__AIM OF THE EXERCISE__
Copy out all lines where "县级市以下地区" appears.

__DATASET RECORDS__
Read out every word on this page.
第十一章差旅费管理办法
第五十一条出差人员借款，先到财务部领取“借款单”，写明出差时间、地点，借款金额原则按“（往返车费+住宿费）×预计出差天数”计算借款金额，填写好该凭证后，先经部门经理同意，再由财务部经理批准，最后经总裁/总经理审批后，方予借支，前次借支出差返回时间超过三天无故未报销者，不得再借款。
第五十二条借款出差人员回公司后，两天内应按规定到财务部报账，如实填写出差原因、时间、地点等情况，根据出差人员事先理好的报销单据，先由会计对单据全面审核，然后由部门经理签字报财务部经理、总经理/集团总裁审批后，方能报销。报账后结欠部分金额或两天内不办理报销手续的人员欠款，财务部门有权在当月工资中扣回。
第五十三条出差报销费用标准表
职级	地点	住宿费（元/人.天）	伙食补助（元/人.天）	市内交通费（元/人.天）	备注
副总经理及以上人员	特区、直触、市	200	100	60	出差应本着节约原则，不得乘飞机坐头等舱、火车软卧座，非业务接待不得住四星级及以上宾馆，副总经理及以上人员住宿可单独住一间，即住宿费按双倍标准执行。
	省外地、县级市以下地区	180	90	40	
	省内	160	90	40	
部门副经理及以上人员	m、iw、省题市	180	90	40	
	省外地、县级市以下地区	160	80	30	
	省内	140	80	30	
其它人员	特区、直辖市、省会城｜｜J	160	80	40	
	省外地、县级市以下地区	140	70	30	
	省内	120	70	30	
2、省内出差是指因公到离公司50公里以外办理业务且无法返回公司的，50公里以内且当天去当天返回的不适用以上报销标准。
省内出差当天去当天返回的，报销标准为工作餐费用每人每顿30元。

__ANSWER TO THE TASK__
	省外地、县级市以下地区	180	90	40	
	省外地、县级市以下地区	160	80	30	
	省外地、县级市以下地区	140	70	30	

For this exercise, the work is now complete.